-------- AVAILABLE RECORDS

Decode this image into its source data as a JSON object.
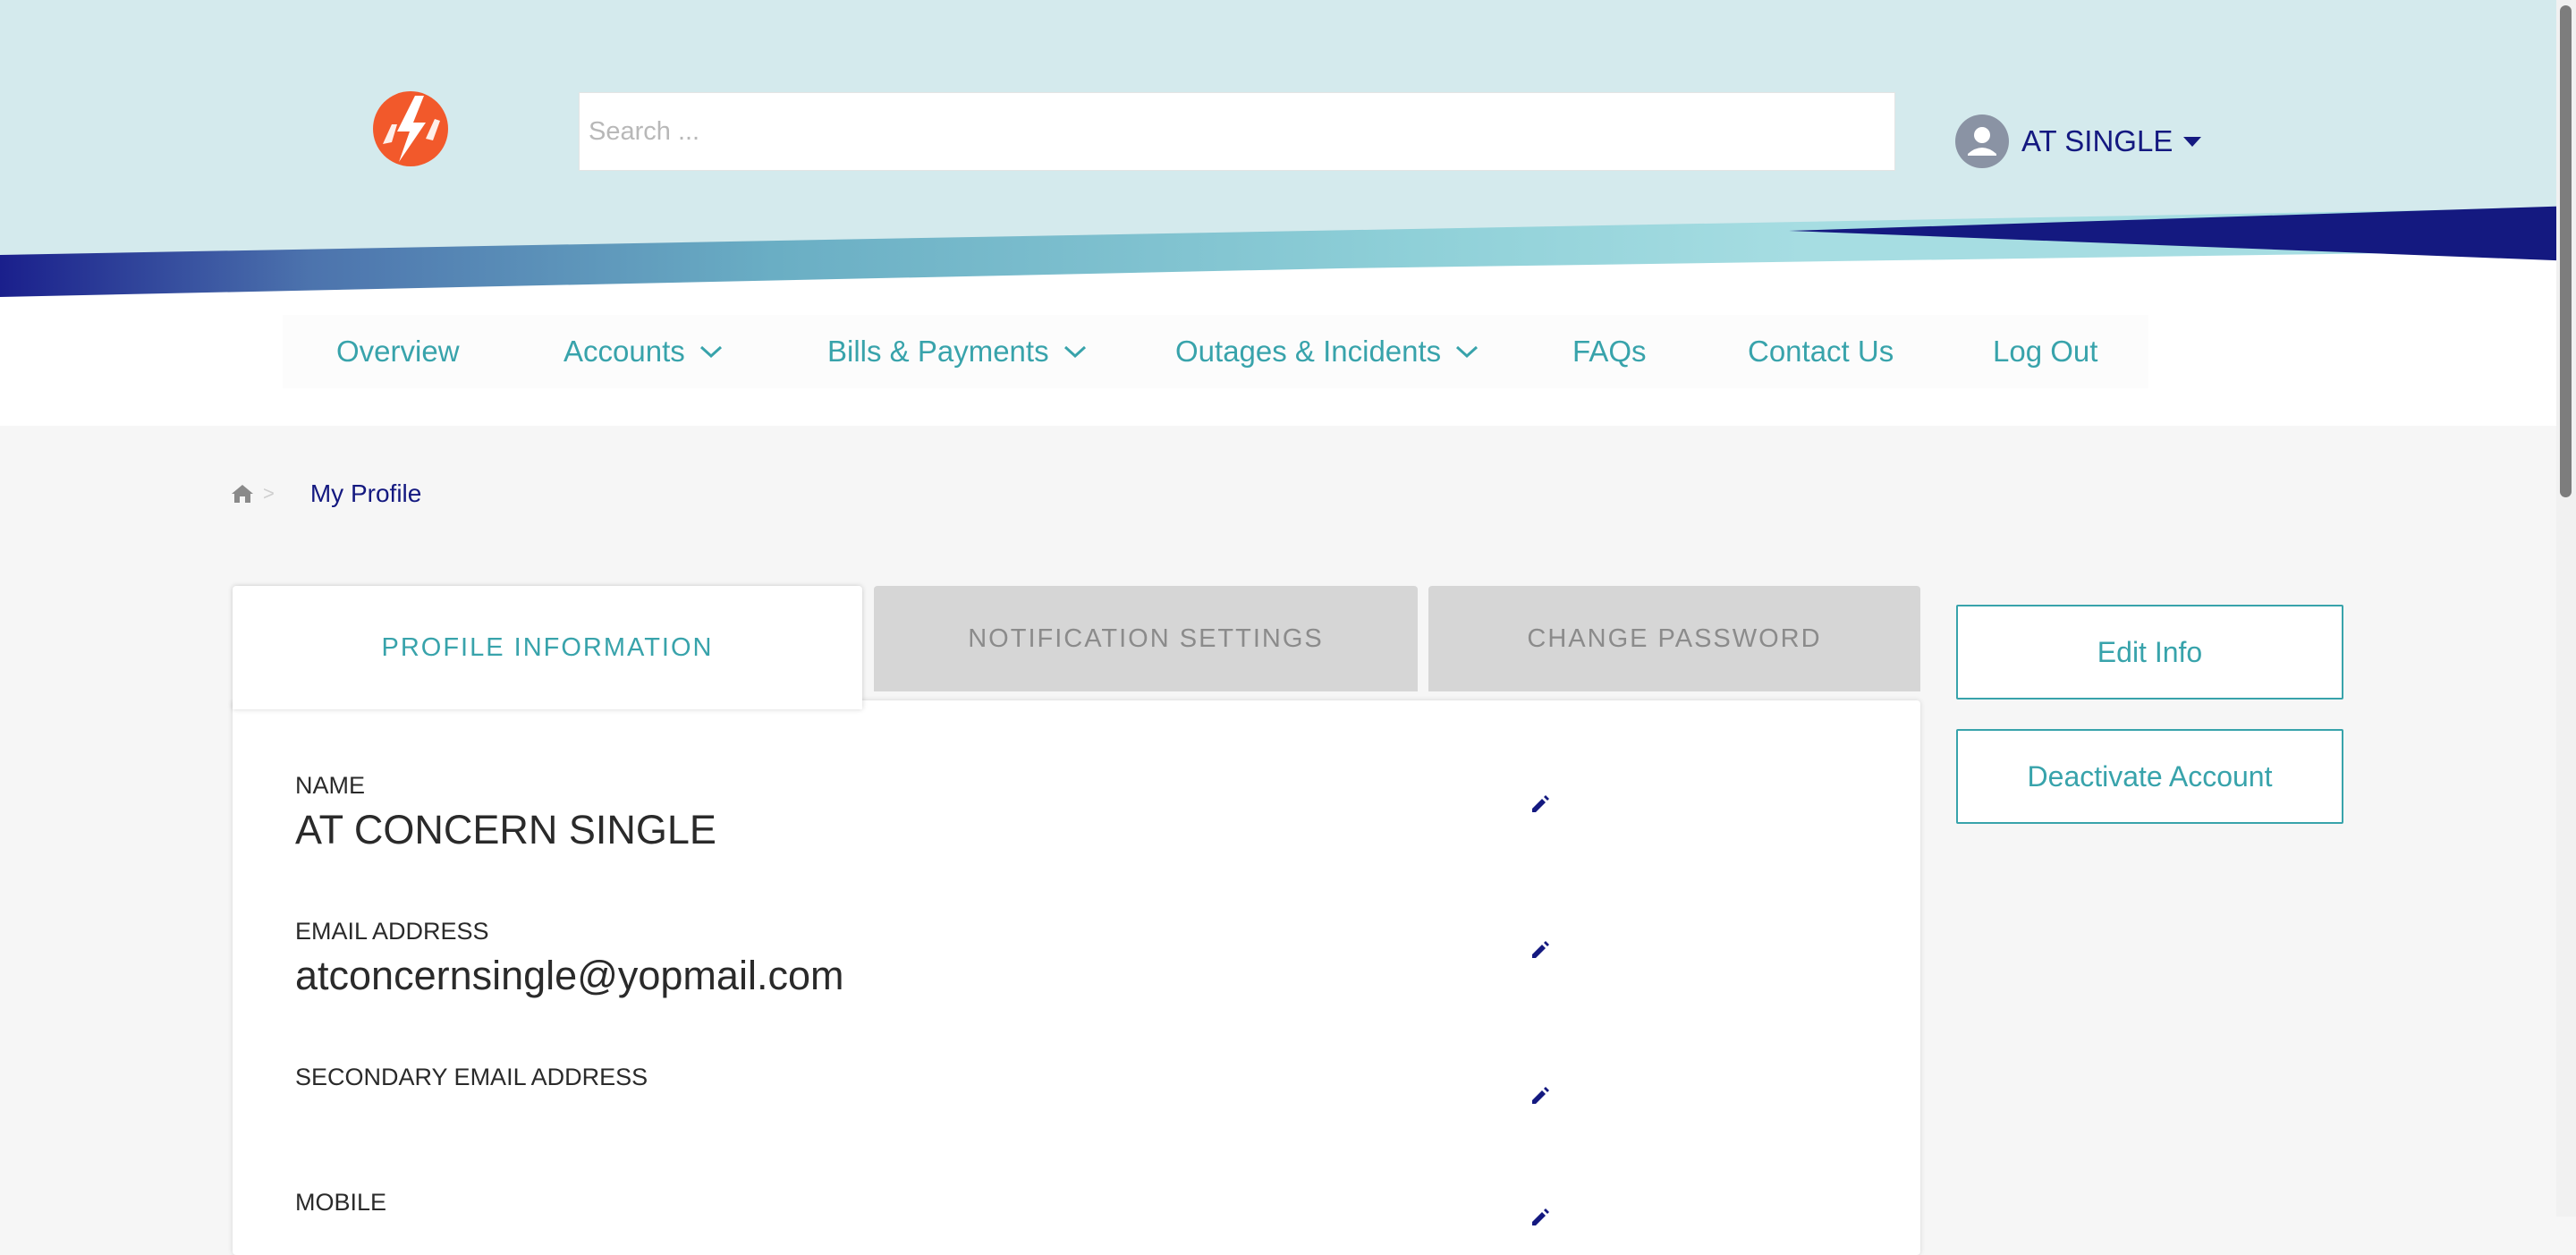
{
  "header": {
    "search_placeholder": "Search ...",
    "user_name": "AT SINGLE"
  },
  "nav": [
    {
      "label": "Overview",
      "has_dropdown": false
    },
    {
      "label": "Accounts",
      "has_dropdown": true
    },
    {
      "label": "Bills & Payments",
      "has_dropdown": true
    },
    {
      "label": "Outages & Incidents",
      "has_dropdown": true
    },
    {
      "label": "FAQs",
      "has_dropdown": false
    },
    {
      "label": "Contact Us",
      "has_dropdown": false
    },
    {
      "label": "Log Out",
      "has_dropdown": false
    }
  ],
  "breadcrumb": {
    "separator": ">",
    "current": "My Profile"
  },
  "tabs": [
    {
      "label": "PROFILE INFORMATION",
      "active": true
    },
    {
      "label": "NOTIFICATION SETTINGS",
      "active": false
    },
    {
      "label": "CHANGE PASSWORD",
      "active": false
    }
  ],
  "profile": {
    "fields": [
      {
        "label": "NAME",
        "value": "AT CONCERN SINGLE"
      },
      {
        "label": "EMAIL ADDRESS",
        "value": "atconcernsingle@yopmail.com"
      },
      {
        "label": "SECONDARY EMAIL ADDRESS",
        "value": ""
      },
      {
        "label": "MOBILE",
        "value": ""
      }
    ]
  },
  "actions": {
    "edit_info": "Edit Info",
    "deactivate": "Deactivate Account"
  },
  "colors": {
    "brand_navy": "#141980",
    "accent_teal": "#38a3ab",
    "header_bg": "#d4eaed",
    "logo_orange": "#f2592b"
  },
  "icons": [
    "logo-icon",
    "user-avatar-icon",
    "caret-down-icon",
    "chevron-down-icon",
    "home-icon",
    "pencil-icon"
  ]
}
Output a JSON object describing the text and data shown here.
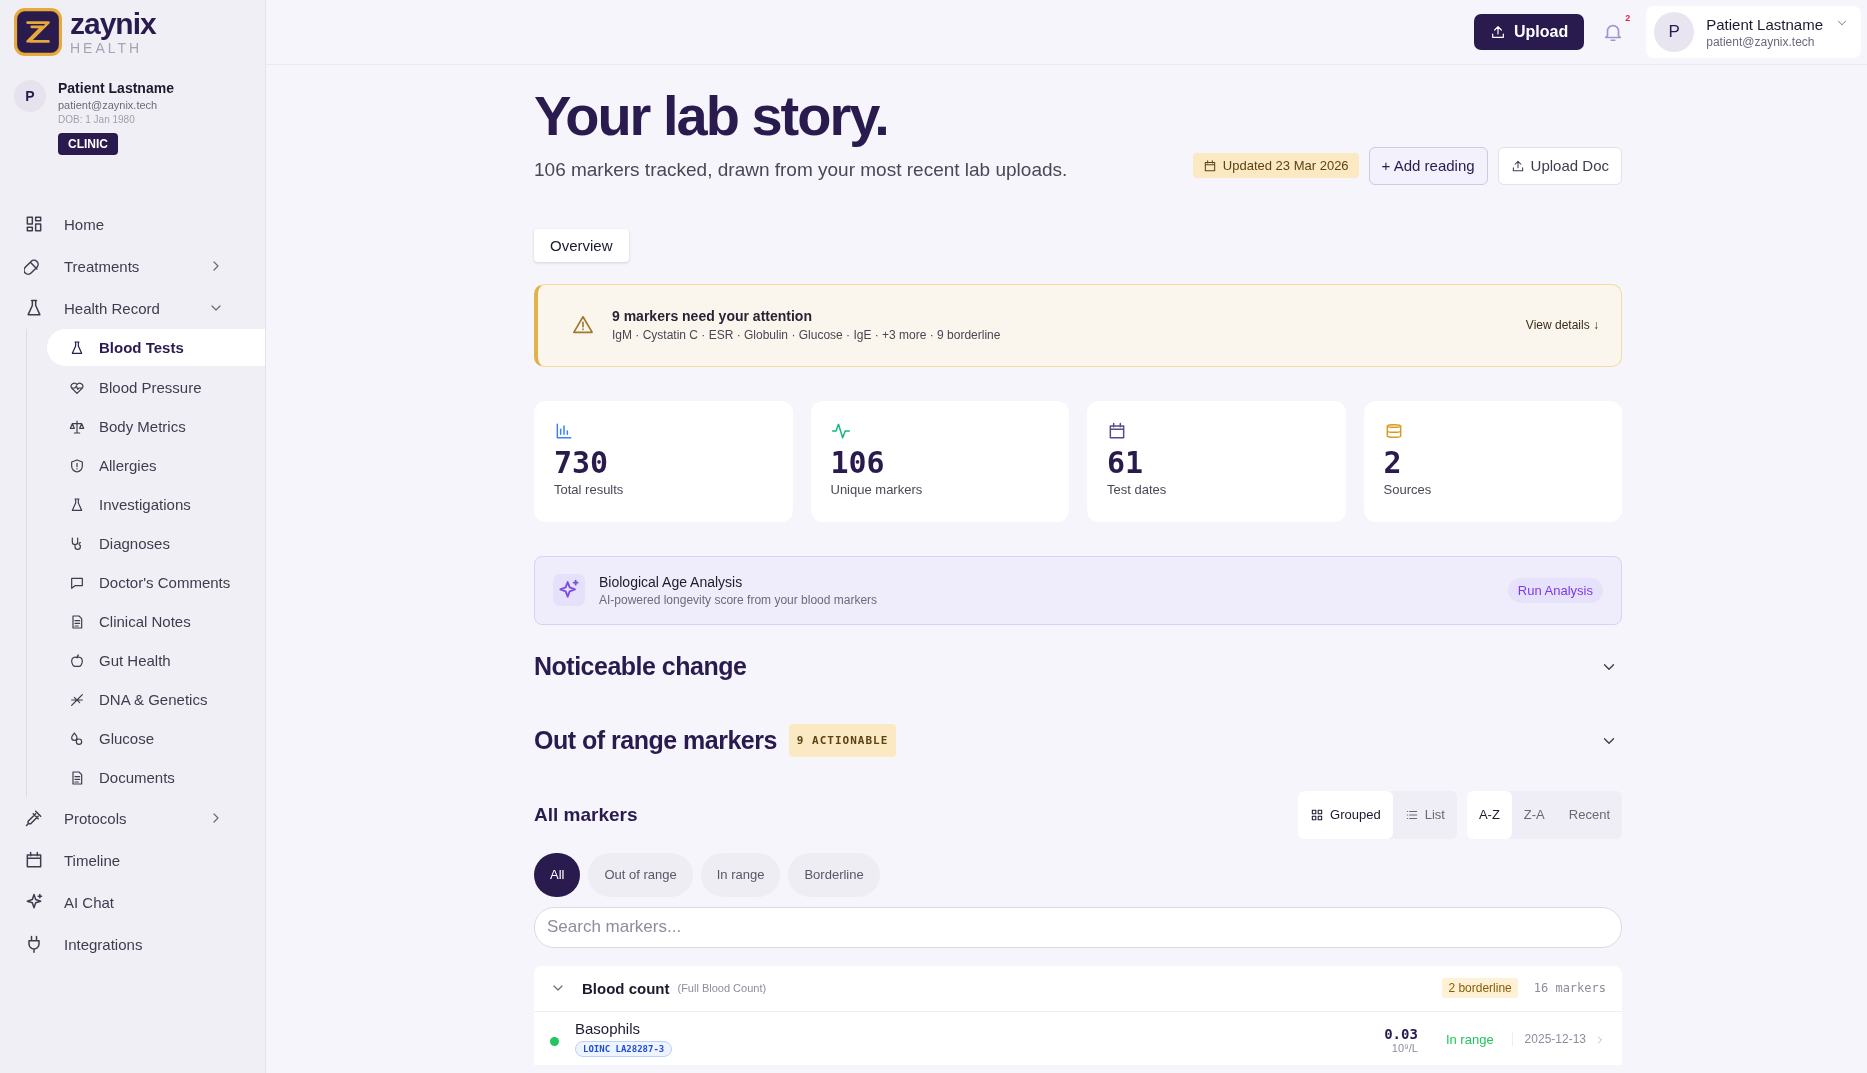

----------------

* _TASK GOAL_: Output every entry exactly as given; pictures are not part of the copy.

* _SOLUTION FOR THIS TASK_:
Decode this image into its source data as a JSON object.
{
  "header": {
    "search_placeholder": "Search ...",
    "user_name": "AT SINGLE"
  },
  "nav": [
    {
      "label": "Overview",
      "has_dropdown": false
    },
    {
      "label": "Accounts",
      "has_dropdown": true
    },
    {
      "label": "Bills & Payments",
      "has_dropdown": true
    },
    {
      "label": "Outages & Incidents",
      "has_dropdown": true
    },
    {
      "label": "FAQs",
      "has_dropdown": false
    },
    {
      "label": "Contact Us",
      "has_dropdown": false
    },
    {
      "label": "Log Out",
      "has_dropdown": false
    }
  ],
  "breadcrumb": {
    "separator": ">",
    "current": "My Profile"
  },
  "tabs": [
    {
      "label": "PROFILE INFORMATION",
      "active": true
    },
    {
      "label": "NOTIFICATION SETTINGS",
      "active": false
    },
    {
      "label": "CHANGE PASSWORD",
      "active": false
    }
  ],
  "profile": {
    "fields": [
      {
        "label": "NAME",
        "value": "AT CONCERN SINGLE"
      },
      {
        "label": "EMAIL ADDRESS",
        "value": "atconcernsingle@yopmail.com"
      },
      {
        "label": "SECONDARY EMAIL ADDRESS",
        "value": ""
      },
      {
        "label": "MOBILE",
        "value": ""
      }
    ]
  },
  "actions": {
    "edit_info": "Edit Info",
    "deactivate": "Deactivate Account"
  },
  "colors": {
    "brand_navy": "#141980",
    "accent_teal": "#38a3ab",
    "header_bg": "#d4eaed",
    "logo_orange": "#f2592b"
  },
  "icons": [
    "logo-icon",
    "user-avatar-icon",
    "caret-down-icon",
    "chevron-down-icon",
    "home-icon",
    "pencil-icon"
  ]
}
Output a JSON object describing the text and data shown here.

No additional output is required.